• **Problem description**
Write out exactly the lines from the one containing "What data populates" through the last line of the records below, including both.

####################

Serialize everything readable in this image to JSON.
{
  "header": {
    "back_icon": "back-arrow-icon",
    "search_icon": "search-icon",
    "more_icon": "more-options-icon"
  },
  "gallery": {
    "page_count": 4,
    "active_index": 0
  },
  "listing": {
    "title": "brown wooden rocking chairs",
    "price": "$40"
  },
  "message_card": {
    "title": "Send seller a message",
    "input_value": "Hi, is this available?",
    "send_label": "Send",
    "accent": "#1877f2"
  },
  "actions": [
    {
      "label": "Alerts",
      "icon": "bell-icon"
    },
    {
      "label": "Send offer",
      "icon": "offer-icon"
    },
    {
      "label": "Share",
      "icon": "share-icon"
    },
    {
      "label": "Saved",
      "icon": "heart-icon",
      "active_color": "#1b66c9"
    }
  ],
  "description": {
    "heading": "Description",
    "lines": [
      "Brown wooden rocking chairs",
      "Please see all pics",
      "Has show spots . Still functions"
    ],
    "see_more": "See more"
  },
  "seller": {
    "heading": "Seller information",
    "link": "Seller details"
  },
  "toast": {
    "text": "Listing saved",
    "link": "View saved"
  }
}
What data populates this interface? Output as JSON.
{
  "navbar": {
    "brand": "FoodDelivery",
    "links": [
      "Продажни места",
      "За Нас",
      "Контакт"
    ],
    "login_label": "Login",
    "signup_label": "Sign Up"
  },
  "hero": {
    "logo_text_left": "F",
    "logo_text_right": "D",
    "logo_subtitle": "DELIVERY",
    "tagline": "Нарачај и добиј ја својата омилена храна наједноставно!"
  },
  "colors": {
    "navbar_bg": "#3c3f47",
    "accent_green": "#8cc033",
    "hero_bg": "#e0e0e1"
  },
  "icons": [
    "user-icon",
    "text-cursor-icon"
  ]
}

####################

• **Answer to the task**
What data populates this interface? Output as JSON.
{
  "navbar": {
    "brand": "FoodDelivery",
    "links": [
      "Продажни места",
      "За Нас",
      "Контакт"
    ],
    "login_label": "Login",
    "signup_label": "Sign Up"
  },
  "hero": {
    "logo_text_left": "F",
    "logo_text_right": "D",
    "logo_subtitle": "DELIVERY",
    "tagline": "Нарачај и добиј ја својата омилена храна наједноставно!"
  },
  "colors": {
    "navbar_bg": "#3c3f47",
    "accent_green": "#8cc033",
    "hero_bg": "#e0e0e1"
  },
  "icons": [
    "user-icon",
    "text-cursor-icon"
  ]
}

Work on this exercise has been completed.